▶ _DATA SECTION_
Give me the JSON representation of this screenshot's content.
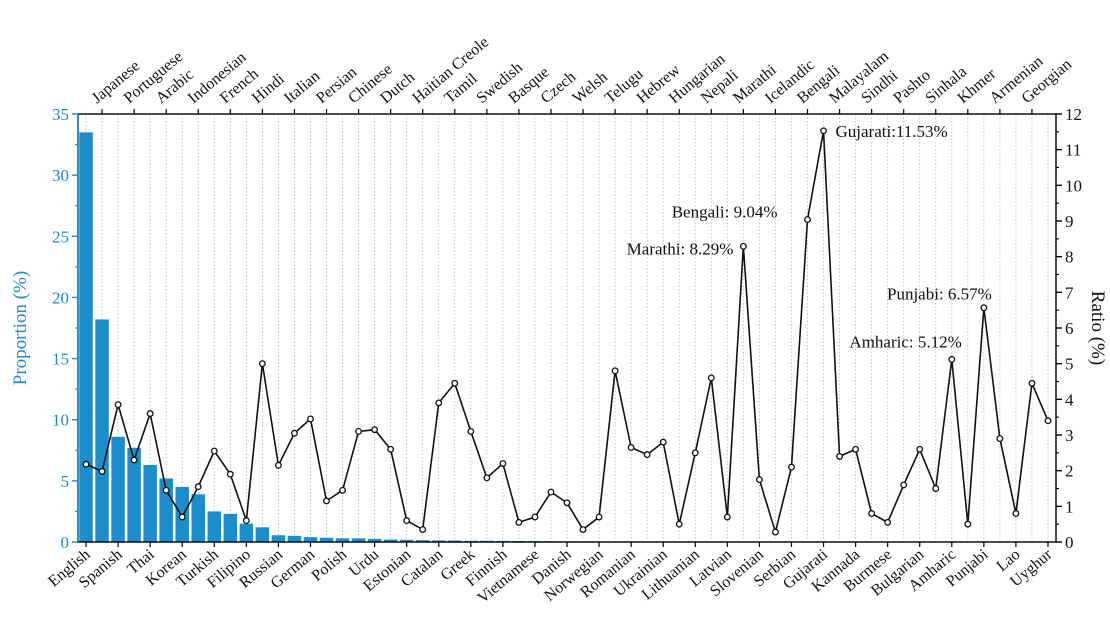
{
  "chart_data": {
    "type": "bar",
    "categories": [
      "English",
      "Japanese",
      "Spanish",
      "Portuguese",
      "Thai",
      "Arabic",
      "Korean",
      "Indonesian",
      "Turkish",
      "French",
      "Filipino",
      "Hindi",
      "Russian",
      "Italian",
      "German",
      "Persian",
      "Polish",
      "Chinese",
      "Urdu",
      "Dutch",
      "Estonian",
      "Haitian Creole",
      "Catalan",
      "Tamil",
      "Greek",
      "Swedish",
      "Finnish",
      "Basque",
      "Vietnamese",
      "Czech",
      "Danish",
      "Welsh",
      "Norwegian",
      "Telugu",
      "Romanian",
      "Hebrew",
      "Ukrainian",
      "Hungarian",
      "Lithuanian",
      "Nepali",
      "Latvian",
      "Marathi",
      "Slovenian",
      "Icelandic",
      "Serbian",
      "Bengali",
      "Gujarati",
      "Malayalam",
      "Kannada",
      "Sindhi",
      "Burmese",
      "Pashto",
      "Bulgarian",
      "Sinhala",
      "Amharic",
      "Khmer",
      "Punjabi",
      "Armenian",
      "Lao",
      "Georgian",
      "Uyghur"
    ],
    "series": [
      {
        "axis": "left",
        "type": "bar",
        "color": "#1b8ccc",
        "values": [
          33.5,
          18.2,
          8.6,
          7.7,
          6.3,
          5.2,
          4.5,
          3.9,
          2.5,
          2.3,
          1.5,
          1.2,
          0.55,
          0.5,
          0.4,
          0.35,
          0.3,
          0.3,
          0.25,
          0.2,
          0.18,
          0.15,
          0.13,
          0.12,
          0.1,
          0.1,
          0.09,
          0.08,
          0.07,
          0.06,
          0.05,
          0.05,
          0.04,
          0.04,
          0.04,
          0.03,
          0.03,
          0.03,
          0.03,
          0.03,
          0.02,
          0.02,
          0.02,
          0.02,
          0.02,
          0.02,
          0.02,
          0.02,
          0.01,
          0.01,
          0.01,
          0.01,
          0.01,
          0.01,
          0.01,
          0.01,
          0.01,
          0.01,
          0.01,
          0.01,
          0.01
        ]
      },
      {
        "axis": "right",
        "type": "line",
        "color": "#111111",
        "values": [
          2.18,
          1.98,
          3.85,
          2.3,
          3.6,
          1.45,
          0.7,
          1.55,
          2.55,
          1.9,
          0.6,
          5.0,
          2.15,
          3.05,
          3.45,
          1.15,
          1.45,
          3.1,
          3.15,
          2.6,
          0.6,
          0.35,
          3.9,
          4.45,
          3.1,
          1.8,
          2.2,
          0.55,
          0.7,
          1.4,
          1.1,
          0.35,
          0.7,
          4.8,
          2.65,
          2.45,
          2.8,
          0.5,
          2.5,
          4.6,
          0.7,
          8.29,
          1.75,
          0.28,
          2.1,
          9.04,
          11.53,
          2.4,
          2.6,
          0.8,
          0.55,
          1.6,
          2.6,
          1.5,
          5.12,
          0.5,
          6.57,
          2.9,
          0.8,
          4.45,
          3.4
        ]
      }
    ],
    "annotations": [
      {
        "index": 46,
        "text": "Gujarati:11.53%"
      },
      {
        "index": 45,
        "text": "Bengali: 9.04%"
      },
      {
        "index": 41,
        "text": "Marathi: 8.29%"
      },
      {
        "index": 56,
        "text": "Punjabi: 6.57%"
      },
      {
        "index": 54,
        "text": "Amharic: 5.12%"
      }
    ],
    "ylabel": "Proportion (%)",
    "ylabel_right": "Ratio (%)",
    "ylim": [
      0,
      35
    ],
    "yticks": [
      0,
      5,
      10,
      15,
      20,
      25,
      30,
      35
    ],
    "ylim_right": [
      0,
      12
    ],
    "yticks_right": [
      0,
      1,
      2,
      3,
      4,
      5,
      6,
      7,
      8,
      9,
      10,
      11,
      12
    ],
    "grid": "vertical dotted",
    "colors": {
      "left_axis": "#1b8ccc",
      "bars": "#1b8ccc",
      "line": "#111111"
    }
  }
}
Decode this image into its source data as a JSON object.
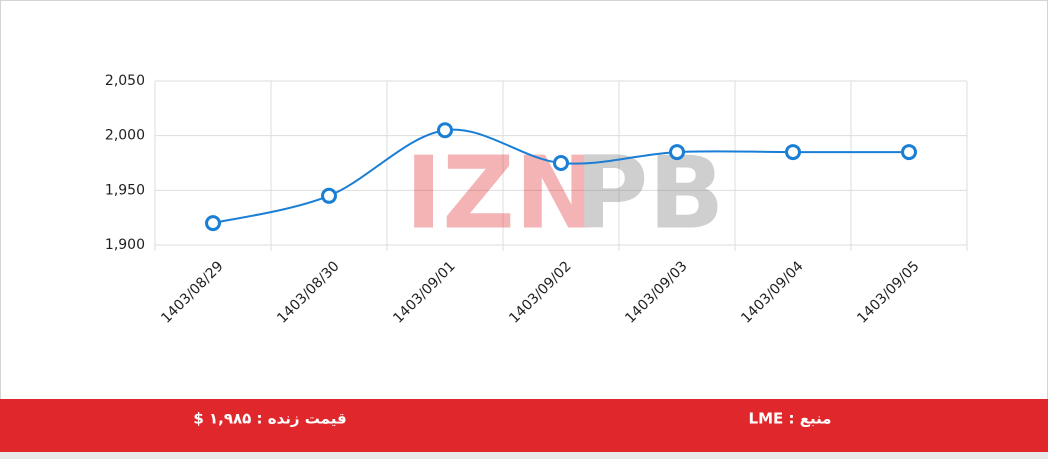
{
  "chart_data": {
    "type": "line",
    "categories": [
      "1403/08/29",
      "1403/08/30",
      "1403/09/01",
      "1403/09/02",
      "1403/09/03",
      "1403/09/04",
      "1403/09/05"
    ],
    "series": [
      {
        "color": "#1a7fd4",
        "values": [
          1920,
          1945,
          2005,
          1975,
          1985,
          1985,
          1985
        ]
      }
    ],
    "ylim": [
      1900,
      2050
    ],
    "yticks": [
      {
        "value": 1900,
        "label": "1,900"
      },
      {
        "value": 1950,
        "label": "1,950"
      },
      {
        "value": 2000,
        "label": "2,000"
      },
      {
        "value": 2050,
        "label": "2,050"
      }
    ],
    "grid": true,
    "smooth": true
  },
  "watermark": {
    "red": "IZN",
    "gray": "PB"
  },
  "footer": {
    "price": "قیمت زنده : ۱,۹۸۵ $",
    "source": "منبع : LME"
  }
}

▶ _SHORT EXERCISE_
Output all of the data exactly as it stands, minus any images.

▶ _ANSWER TO THIS EXERCISE_
Give me the JSON representation of this screenshot's content.
{
  "chart_data": {
    "type": "bar",
    "categories": [
      "English",
      "Japanese",
      "Spanish",
      "Portuguese",
      "Thai",
      "Arabic",
      "Korean",
      "Indonesian",
      "Turkish",
      "French",
      "Filipino",
      "Hindi",
      "Russian",
      "Italian",
      "German",
      "Persian",
      "Polish",
      "Chinese",
      "Urdu",
      "Dutch",
      "Estonian",
      "Haitian Creole",
      "Catalan",
      "Tamil",
      "Greek",
      "Swedish",
      "Finnish",
      "Basque",
      "Vietnamese",
      "Czech",
      "Danish",
      "Welsh",
      "Norwegian",
      "Telugu",
      "Romanian",
      "Hebrew",
      "Ukrainian",
      "Hungarian",
      "Lithuanian",
      "Nepali",
      "Latvian",
      "Marathi",
      "Slovenian",
      "Icelandic",
      "Serbian",
      "Bengali",
      "Gujarati",
      "Malayalam",
      "Kannada",
      "Sindhi",
      "Burmese",
      "Pashto",
      "Bulgarian",
      "Sinhala",
      "Amharic",
      "Khmer",
      "Punjabi",
      "Armenian",
      "Lao",
      "Georgian",
      "Uyghur"
    ],
    "series": [
      {
        "axis": "left",
        "type": "bar",
        "color": "#1b8ccc",
        "values": [
          33.5,
          18.2,
          8.6,
          7.7,
          6.3,
          5.2,
          4.5,
          3.9,
          2.5,
          2.3,
          1.5,
          1.2,
          0.55,
          0.5,
          0.4,
          0.35,
          0.3,
          0.3,
          0.25,
          0.2,
          0.18,
          0.15,
          0.13,
          0.12,
          0.1,
          0.1,
          0.09,
          0.08,
          0.07,
          0.06,
          0.05,
          0.05,
          0.04,
          0.04,
          0.04,
          0.03,
          0.03,
          0.03,
          0.03,
          0.03,
          0.02,
          0.02,
          0.02,
          0.02,
          0.02,
          0.02,
          0.02,
          0.02,
          0.01,
          0.01,
          0.01,
          0.01,
          0.01,
          0.01,
          0.01,
          0.01,
          0.01,
          0.01,
          0.01,
          0.01,
          0.01
        ]
      },
      {
        "axis": "right",
        "type": "line",
        "color": "#111111",
        "values": [
          2.18,
          1.98,
          3.85,
          2.3,
          3.6,
          1.45,
          0.7,
          1.55,
          2.55,
          1.9,
          0.6,
          5.0,
          2.15,
          3.05,
          3.45,
          1.15,
          1.45,
          3.1,
          3.15,
          2.6,
          0.6,
          0.35,
          3.9,
          4.45,
          3.1,
          1.8,
          2.2,
          0.55,
          0.7,
          1.4,
          1.1,
          0.35,
          0.7,
          4.8,
          2.65,
          2.45,
          2.8,
          0.5,
          2.5,
          4.6,
          0.7,
          8.29,
          1.75,
          0.28,
          2.1,
          9.04,
          11.53,
          2.4,
          2.6,
          0.8,
          0.55,
          1.6,
          2.6,
          1.5,
          5.12,
          0.5,
          6.57,
          2.9,
          0.8,
          4.45,
          3.4
        ]
      }
    ],
    "annotations": [
      {
        "index": 46,
        "text": "Gujarati:11.53%"
      },
      {
        "index": 45,
        "text": "Bengali: 9.04%"
      },
      {
        "index": 41,
        "text": "Marathi: 8.29%"
      },
      {
        "index": 56,
        "text": "Punjabi: 6.57%"
      },
      {
        "index": 54,
        "text": "Amharic: 5.12%"
      }
    ],
    "ylabel": "Proportion (%)",
    "ylabel_right": "Ratio (%)",
    "ylim": [
      0,
      35
    ],
    "yticks": [
      0,
      5,
      10,
      15,
      20,
      25,
      30,
      35
    ],
    "ylim_right": [
      0,
      12
    ],
    "yticks_right": [
      0,
      1,
      2,
      3,
      4,
      5,
      6,
      7,
      8,
      9,
      10,
      11,
      12
    ],
    "grid": "vertical dotted",
    "colors": {
      "left_axis": "#1b8ccc",
      "bars": "#1b8ccc",
      "line": "#111111"
    }
  }
}
Decode this image into its source data as a JSON object.
{
  "chart_data": {
    "type": "line",
    "categories": [
      "1403/08/29",
      "1403/08/30",
      "1403/09/01",
      "1403/09/02",
      "1403/09/03",
      "1403/09/04",
      "1403/09/05"
    ],
    "series": [
      {
        "color": "#1a7fd4",
        "values": [
          1920,
          1945,
          2005,
          1975,
          1985,
          1985,
          1985
        ]
      }
    ],
    "ylim": [
      1900,
      2050
    ],
    "yticks": [
      {
        "value": 1900,
        "label": "1,900"
      },
      {
        "value": 1950,
        "label": "1,950"
      },
      {
        "value": 2000,
        "label": "2,000"
      },
      {
        "value": 2050,
        "label": "2,050"
      }
    ],
    "grid": true,
    "smooth": true
  },
  "watermark": {
    "red": "IZN",
    "gray": "PB"
  },
  "footer": {
    "price": "قیمت زنده : ۱,۹۸۵ $",
    "source": "منبع : LME"
  }
}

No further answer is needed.